[Data entries]
---*---

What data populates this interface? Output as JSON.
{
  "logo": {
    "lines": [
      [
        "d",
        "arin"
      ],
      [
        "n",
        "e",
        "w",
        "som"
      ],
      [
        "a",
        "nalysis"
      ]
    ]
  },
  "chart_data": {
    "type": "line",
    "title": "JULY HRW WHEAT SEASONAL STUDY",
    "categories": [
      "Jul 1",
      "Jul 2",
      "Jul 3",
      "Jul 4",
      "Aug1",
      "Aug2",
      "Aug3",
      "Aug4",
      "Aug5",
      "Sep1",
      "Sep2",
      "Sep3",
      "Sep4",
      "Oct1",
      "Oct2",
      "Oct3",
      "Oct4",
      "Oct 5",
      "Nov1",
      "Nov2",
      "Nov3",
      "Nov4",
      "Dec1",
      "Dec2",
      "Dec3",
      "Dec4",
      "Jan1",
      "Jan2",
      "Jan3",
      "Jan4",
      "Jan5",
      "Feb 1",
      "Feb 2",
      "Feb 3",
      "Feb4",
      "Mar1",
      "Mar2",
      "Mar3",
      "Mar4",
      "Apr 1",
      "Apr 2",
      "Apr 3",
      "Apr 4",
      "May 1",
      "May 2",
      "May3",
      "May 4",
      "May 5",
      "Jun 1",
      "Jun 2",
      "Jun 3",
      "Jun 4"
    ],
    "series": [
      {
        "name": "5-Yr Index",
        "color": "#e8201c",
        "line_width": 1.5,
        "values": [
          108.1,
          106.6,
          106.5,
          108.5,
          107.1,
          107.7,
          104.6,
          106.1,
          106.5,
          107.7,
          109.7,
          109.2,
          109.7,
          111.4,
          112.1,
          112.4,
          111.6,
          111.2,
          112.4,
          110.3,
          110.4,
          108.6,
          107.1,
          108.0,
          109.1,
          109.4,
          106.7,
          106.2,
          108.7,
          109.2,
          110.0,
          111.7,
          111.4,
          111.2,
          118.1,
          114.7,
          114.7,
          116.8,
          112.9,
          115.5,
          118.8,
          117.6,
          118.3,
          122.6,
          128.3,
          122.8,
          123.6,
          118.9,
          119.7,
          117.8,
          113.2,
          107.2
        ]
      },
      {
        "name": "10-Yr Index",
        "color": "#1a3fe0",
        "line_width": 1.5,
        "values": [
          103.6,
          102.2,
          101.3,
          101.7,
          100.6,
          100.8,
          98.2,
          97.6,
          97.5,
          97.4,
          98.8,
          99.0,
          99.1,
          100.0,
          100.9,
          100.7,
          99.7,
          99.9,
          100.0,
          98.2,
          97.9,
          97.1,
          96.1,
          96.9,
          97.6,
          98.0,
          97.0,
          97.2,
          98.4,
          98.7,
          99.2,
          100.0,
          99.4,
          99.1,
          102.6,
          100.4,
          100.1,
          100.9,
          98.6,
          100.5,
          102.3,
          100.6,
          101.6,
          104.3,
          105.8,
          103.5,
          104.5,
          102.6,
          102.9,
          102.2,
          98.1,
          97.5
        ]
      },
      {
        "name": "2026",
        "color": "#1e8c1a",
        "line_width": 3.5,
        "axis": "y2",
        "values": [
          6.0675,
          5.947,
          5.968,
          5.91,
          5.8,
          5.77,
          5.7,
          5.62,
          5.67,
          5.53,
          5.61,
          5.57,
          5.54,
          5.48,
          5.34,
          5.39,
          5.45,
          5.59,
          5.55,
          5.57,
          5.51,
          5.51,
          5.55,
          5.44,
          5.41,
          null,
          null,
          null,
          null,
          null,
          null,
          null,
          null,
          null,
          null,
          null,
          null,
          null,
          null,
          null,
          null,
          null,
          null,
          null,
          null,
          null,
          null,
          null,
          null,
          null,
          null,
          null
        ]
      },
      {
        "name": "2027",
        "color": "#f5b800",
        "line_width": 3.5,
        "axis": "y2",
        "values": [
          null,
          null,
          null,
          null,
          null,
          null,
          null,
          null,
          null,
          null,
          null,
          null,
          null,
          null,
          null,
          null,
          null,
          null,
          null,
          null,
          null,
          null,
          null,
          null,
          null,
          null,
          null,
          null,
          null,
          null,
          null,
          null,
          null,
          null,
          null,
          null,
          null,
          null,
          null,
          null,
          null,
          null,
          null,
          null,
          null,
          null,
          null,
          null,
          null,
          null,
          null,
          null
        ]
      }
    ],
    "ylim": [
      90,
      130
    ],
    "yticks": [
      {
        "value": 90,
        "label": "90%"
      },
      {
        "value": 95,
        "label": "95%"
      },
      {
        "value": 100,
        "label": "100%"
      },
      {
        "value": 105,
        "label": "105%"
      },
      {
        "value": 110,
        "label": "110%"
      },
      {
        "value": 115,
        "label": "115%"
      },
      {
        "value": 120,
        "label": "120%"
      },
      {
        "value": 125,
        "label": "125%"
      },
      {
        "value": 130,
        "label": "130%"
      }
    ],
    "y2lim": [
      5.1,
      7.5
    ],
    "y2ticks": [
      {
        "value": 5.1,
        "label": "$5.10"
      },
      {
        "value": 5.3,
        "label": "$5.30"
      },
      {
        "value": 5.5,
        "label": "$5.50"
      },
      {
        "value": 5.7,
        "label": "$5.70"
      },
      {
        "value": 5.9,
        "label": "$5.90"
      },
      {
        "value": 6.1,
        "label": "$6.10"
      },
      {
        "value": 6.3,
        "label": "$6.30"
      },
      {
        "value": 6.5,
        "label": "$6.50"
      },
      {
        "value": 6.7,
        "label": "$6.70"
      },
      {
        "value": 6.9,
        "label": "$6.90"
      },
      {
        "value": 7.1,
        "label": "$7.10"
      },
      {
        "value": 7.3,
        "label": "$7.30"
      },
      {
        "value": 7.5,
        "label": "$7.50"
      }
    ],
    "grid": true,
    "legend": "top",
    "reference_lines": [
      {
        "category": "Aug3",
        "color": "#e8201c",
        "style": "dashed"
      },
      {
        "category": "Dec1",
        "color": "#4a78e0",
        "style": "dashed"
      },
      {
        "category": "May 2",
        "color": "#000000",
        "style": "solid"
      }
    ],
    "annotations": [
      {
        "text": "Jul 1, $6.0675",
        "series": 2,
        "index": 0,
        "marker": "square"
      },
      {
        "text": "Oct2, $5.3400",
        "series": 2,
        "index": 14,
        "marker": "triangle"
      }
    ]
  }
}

---*---

Quote the data above in full, changing nothing.

* RESULT FOR THIS TASK *
What data populates this interface? Output as JSON.
{
  "logo": {
    "lines": [
      [
        "d",
        "arin"
      ],
      [
        "n",
        "e",
        "w",
        "som"
      ],
      [
        "a",
        "nalysis"
      ]
    ]
  },
  "chart_data": {
    "type": "line",
    "title": "JULY HRW WHEAT SEASONAL STUDY",
    "categories": [
      "Jul 1",
      "Jul 2",
      "Jul 3",
      "Jul 4",
      "Aug1",
      "Aug2",
      "Aug3",
      "Aug4",
      "Aug5",
      "Sep1",
      "Sep2",
      "Sep3",
      "Sep4",
      "Oct1",
      "Oct2",
      "Oct3",
      "Oct4",
      "Oct 5",
      "Nov1",
      "Nov2",
      "Nov3",
      "Nov4",
      "Dec1",
      "Dec2",
      "Dec3",
      "Dec4",
      "Jan1",
      "Jan2",
      "Jan3",
      "Jan4",
      "Jan5",
      "Feb 1",
      "Feb 2",
      "Feb 3",
      "Feb4",
      "Mar1",
      "Mar2",
      "Mar3",
      "Mar4",
      "Apr 1",
      "Apr 2",
      "Apr 3",
      "Apr 4",
      "May 1",
      "May 2",
      "May3",
      "May 4",
      "May 5",
      "Jun 1",
      "Jun 2",
      "Jun 3",
      "Jun 4"
    ],
    "series": [
      {
        "name": "5-Yr Index",
        "color": "#e8201c",
        "line_width": 1.5,
        "values": [
          108.1,
          106.6,
          106.5,
          108.5,
          107.1,
          107.7,
          104.6,
          106.1,
          106.5,
          107.7,
          109.7,
          109.2,
          109.7,
          111.4,
          112.1,
          112.4,
          111.6,
          111.2,
          112.4,
          110.3,
          110.4,
          108.6,
          107.1,
          108.0,
          109.1,
          109.4,
          106.7,
          106.2,
          108.7,
          109.2,
          110.0,
          111.7,
          111.4,
          111.2,
          118.1,
          114.7,
          114.7,
          116.8,
          112.9,
          115.5,
          118.8,
          117.6,
          118.3,
          122.6,
          128.3,
          122.8,
          123.6,
          118.9,
          119.7,
          117.8,
          113.2,
          107.2
        ]
      },
      {
        "name": "10-Yr Index",
        "color": "#1a3fe0",
        "line_width": 1.5,
        "values": [
          103.6,
          102.2,
          101.3,
          101.7,
          100.6,
          100.8,
          98.2,
          97.6,
          97.5,
          97.4,
          98.8,
          99.0,
          99.1,
          100.0,
          100.9,
          100.7,
          99.7,
          99.9,
          100.0,
          98.2,
          97.9,
          97.1,
          96.1,
          96.9,
          97.6,
          98.0,
          97.0,
          97.2,
          98.4,
          98.7,
          99.2,
          100.0,
          99.4,
          99.1,
          102.6,
          100.4,
          100.1,
          100.9,
          98.6,
          100.5,
          102.3,
          100.6,
          101.6,
          104.3,
          105.8,
          103.5,
          104.5,
          102.6,
          102.9,
          102.2,
          98.1,
          97.5
        ]
      },
      {
        "name": "2026",
        "color": "#1e8c1a",
        "line_width": 3.5,
        "axis": "y2",
        "values": [
          6.0675,
          5.947,
          5.968,
          5.91,
          5.8,
          5.77,
          5.7,
          5.62,
          5.67,
          5.53,
          5.61,
          5.57,
          5.54,
          5.48,
          5.34,
          5.39,
          5.45,
          5.59,
          5.55,
          5.57,
          5.51,
          5.51,
          5.55,
          5.44,
          5.41,
          null,
          null,
          null,
          null,
          null,
          null,
          null,
          null,
          null,
          null,
          null,
          null,
          null,
          null,
          null,
          null,
          null,
          null,
          null,
          null,
          null,
          null,
          null,
          null,
          null,
          null,
          null
        ]
      },
      {
        "name": "2027",
        "color": "#f5b800",
        "line_width": 3.5,
        "axis": "y2",
        "values": [
          null,
          null,
          null,
          null,
          null,
          null,
          null,
          null,
          null,
          null,
          null,
          null,
          null,
          null,
          null,
          null,
          null,
          null,
          null,
          null,
          null,
          null,
          null,
          null,
          null,
          null,
          null,
          null,
          null,
          null,
          null,
          null,
          null,
          null,
          null,
          null,
          null,
          null,
          null,
          null,
          null,
          null,
          null,
          null,
          null,
          null,
          null,
          null,
          null,
          null,
          null,
          null
        ]
      }
    ],
    "ylim": [
      90,
      130
    ],
    "yticks": [
      {
        "value": 90,
        "label": "90%"
      },
      {
        "value": 95,
        "label": "95%"
      },
      {
        "value": 100,
        "label": "100%"
      },
      {
        "value": 105,
        "label": "105%"
      },
      {
        "value": 110,
        "label": "110%"
      },
      {
        "value": 115,
        "label": "115%"
      },
      {
        "value": 120,
        "label": "120%"
      },
      {
        "value": 125,
        "label": "125%"
      },
      {
        "value": 130,
        "label": "130%"
      }
    ],
    "y2lim": [
      5.1,
      7.5
    ],
    "y2ticks": [
      {
        "value": 5.1,
        "label": "$5.10"
      },
      {
        "value": 5.3,
        "label": "$5.30"
      },
      {
        "value": 5.5,
        "label": "$5.50"
      },
      {
        "value": 5.7,
        "label": "$5.70"
      },
      {
        "value": 5.9,
        "label": "$5.90"
      },
      {
        "value": 6.1,
        "label": "$6.10"
      },
      {
        "value": 6.3,
        "label": "$6.30"
      },
      {
        "value": 6.5,
        "label": "$6.50"
      },
      {
        "value": 6.7,
        "label": "$6.70"
      },
      {
        "value": 6.9,
        "label": "$6.90"
      },
      {
        "value": 7.1,
        "label": "$7.10"
      },
      {
        "value": 7.3,
        "label": "$7.30"
      },
      {
        "value": 7.5,
        "label": "$7.50"
      }
    ],
    "grid": true,
    "legend": "top",
    "reference_lines": [
      {
        "category": "Aug3",
        "color": "#e8201c",
        "style": "dashed"
      },
      {
        "category": "Dec1",
        "color": "#4a78e0",
        "style": "dashed"
      },
      {
        "category": "May 2",
        "color": "#000000",
        "style": "solid"
      }
    ],
    "annotations": [
      {
        "text": "Jul 1, $6.0675",
        "series": 2,
        "index": 0,
        "marker": "square"
      },
      {
        "text": "Oct2, $5.3400",
        "series": 2,
        "index": 14,
        "marker": "triangle"
      }
    ]
  }
}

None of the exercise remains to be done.